— Start of Material supplied —

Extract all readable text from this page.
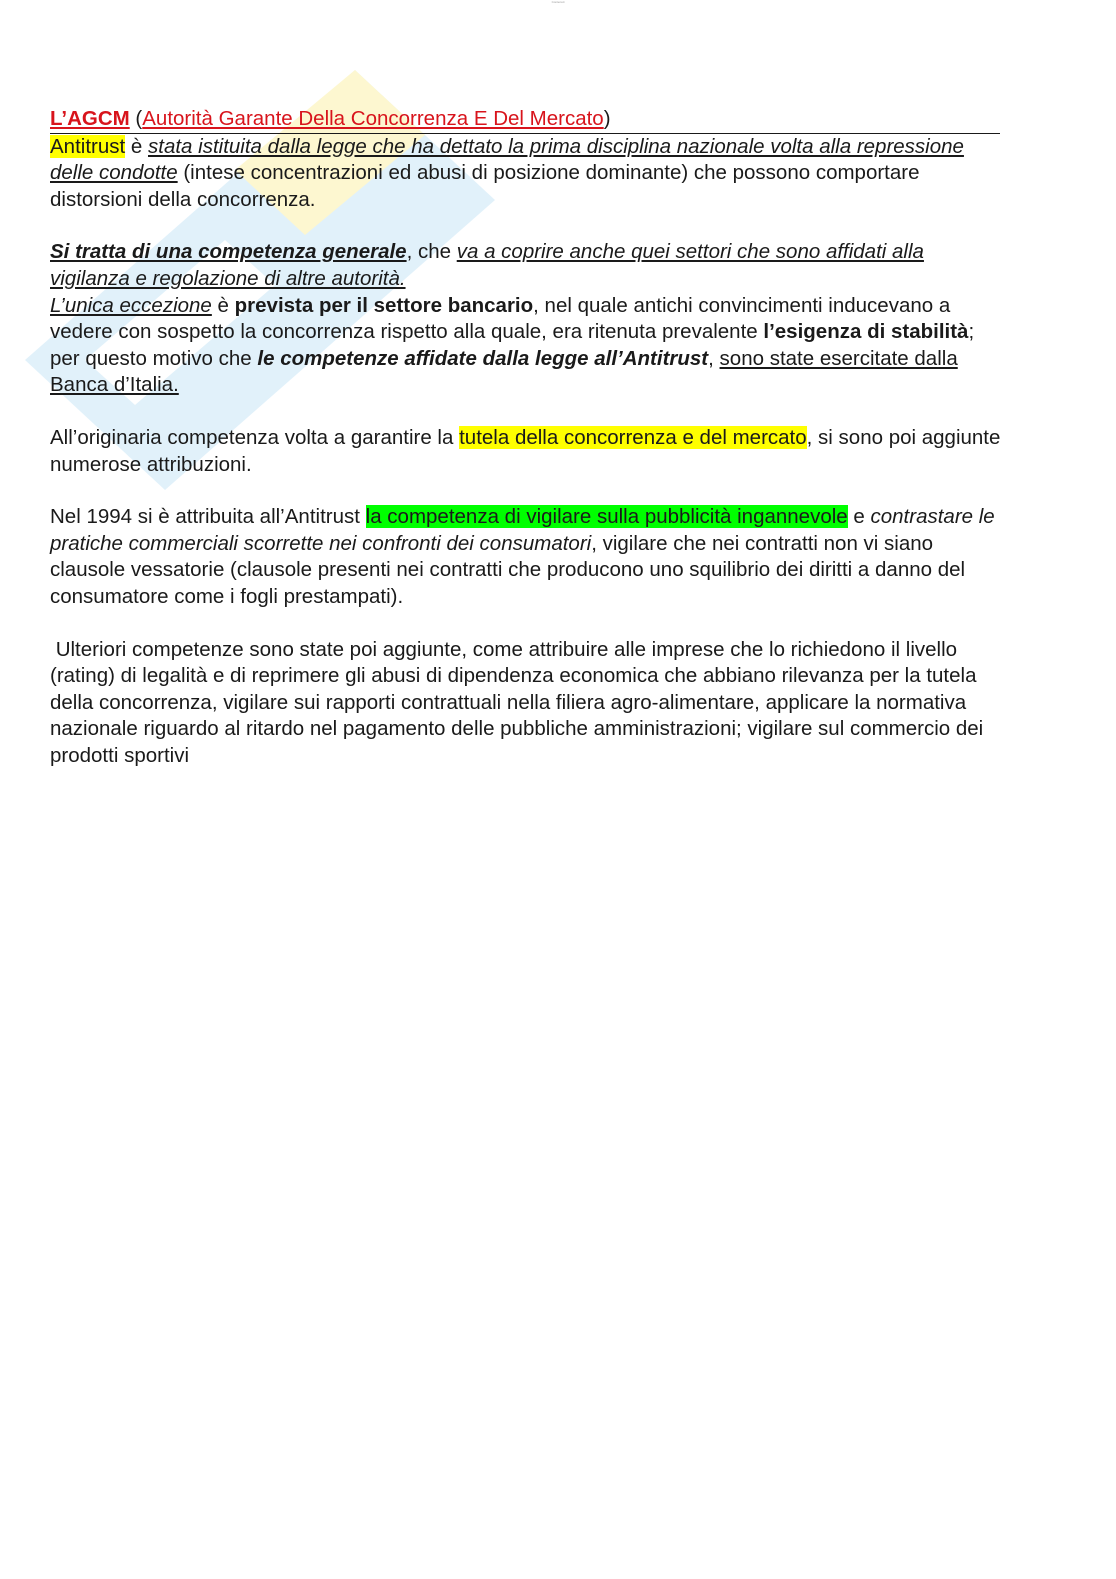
Contenuti

L’AGCM (Autorità Garante Della Concorrenza E Del Mercato)

Antitrust è stata istituita dalla legge che ha dettato la prima disciplina nazionale volta alla repressione delle condotte (intese concentrazioni ed abusi di posizione dominante) che possono comportare distorsioni della concorrenza.

Si tratta di una competenza generale, che va a coprire anche quei settori che sono affidati alla vigilanza e regolazione di altre autorità.

L’unica eccezione è prevista per il settore bancario, nel quale antichi convincimenti inducevano a vedere con sospetto la concorrenza rispetto alla quale, era ritenuta prevalente l’esigenza di stabilità;

per questo motivo che le competenze affidate dalla legge all’Antitrust, sono state esercitate dalla Banca d’Italia.

All’originaria competenza volta a garantire la tutela della concorrenza e del mercato, si sono poi aggiunte numerose attribuzioni.

Nel 1994 si è attribuita all’Antitrust la competenza di vigilare sulla pubblicità ingannevole e contrastare le pratiche commerciali scorrette nei confronti dei consumatori, vigilare che nei contratti non vi siano clausole vessatorie (clausole presenti nei contratti che producono uno squilibrio dei diritti a danno del consumatore come i fogli prestampati).

Ulteriori competenze sono state poi aggiunte, come attribuire alle imprese che lo richiedono il livello (rating) di legalità e di reprimere gli abusi di dipendenza economica che abbiano rilevanza per la tutela della concorrenza, vigilare sui rapporti contrattuali nella filiera agro-alimentare, applicare la normativa nazionale riguardo al ritardo nel pagamento delle pubbliche amministrazioni; vigilare sul commercio dei prodotti sportivi
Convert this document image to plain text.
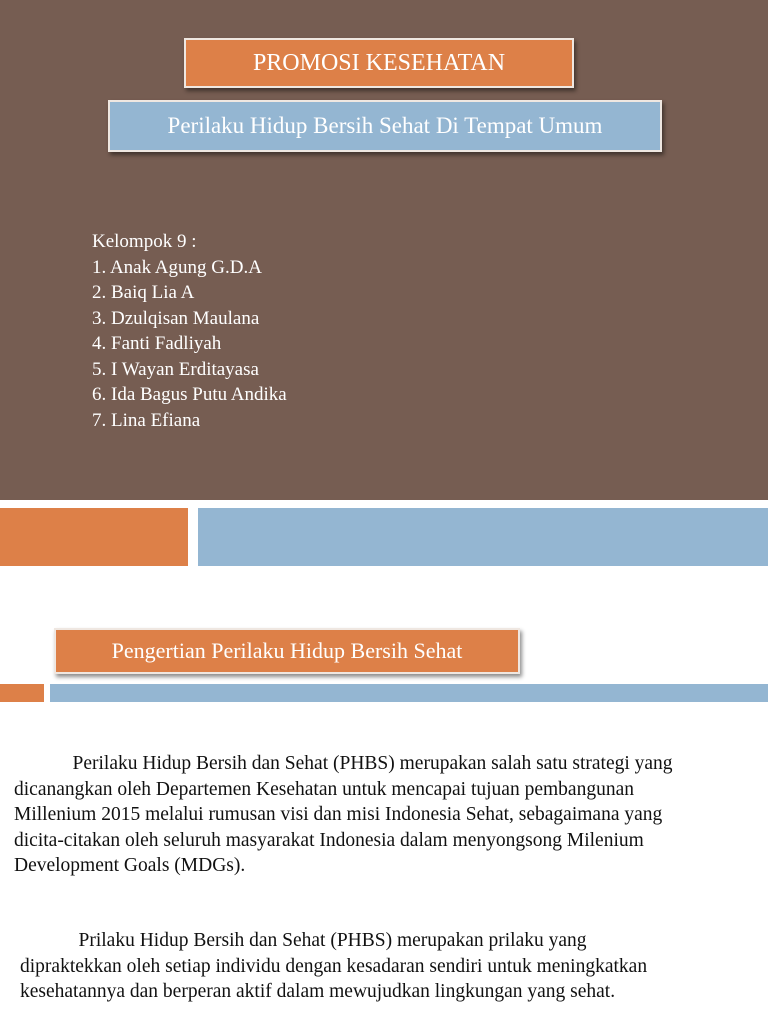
PROMOSI KESEHATAN
Perilaku Hidup Bersih Sehat Di Tempat Umum
Kelompok 9 :
1. Anak Agung G.D.A
2. Baiq Lia A
3. Dzulqisan Maulana
4. Fanti Fadliyah
5. I Wayan Erditayasa
6. Ida Bagus Putu Andika
7. Lina Efiana
Pengertian Perilaku Hidup Bersih Sehat
Perilaku Hidup Bersih dan Sehat (PHBS) merupakan salah satu strategi yang
dicanangkan oleh Departemen Kesehatan untuk mencapai tujuan pembangunan
Millenium 2015 melalui rumusan visi dan misi Indonesia Sehat, sebagaimana yang
dicita-citakan oleh seluruh masyarakat Indonesia dalam menyongsong Milenium
Development Goals (MDGs).
Prilaku Hidup Bersih dan Sehat (PHBS) merupakan prilaku yang
dipraktekkan oleh setiap individu dengan kesadaran sendiri untuk meningkatkan
kesehatannya dan berperan aktif dalam mewujudkan lingkungan yang sehat.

— End of Material supplied —

◆ Set problem ◆
Write out every line of the data that holds the word "merupakan".

◆ Exercise answer ◆
Perilaku Hidup Bersih dan Sehat (PHBS) merupakan salah satu strategi yang
Prilaku Hidup Bersih dan Sehat (PHBS) merupakan prilaku yang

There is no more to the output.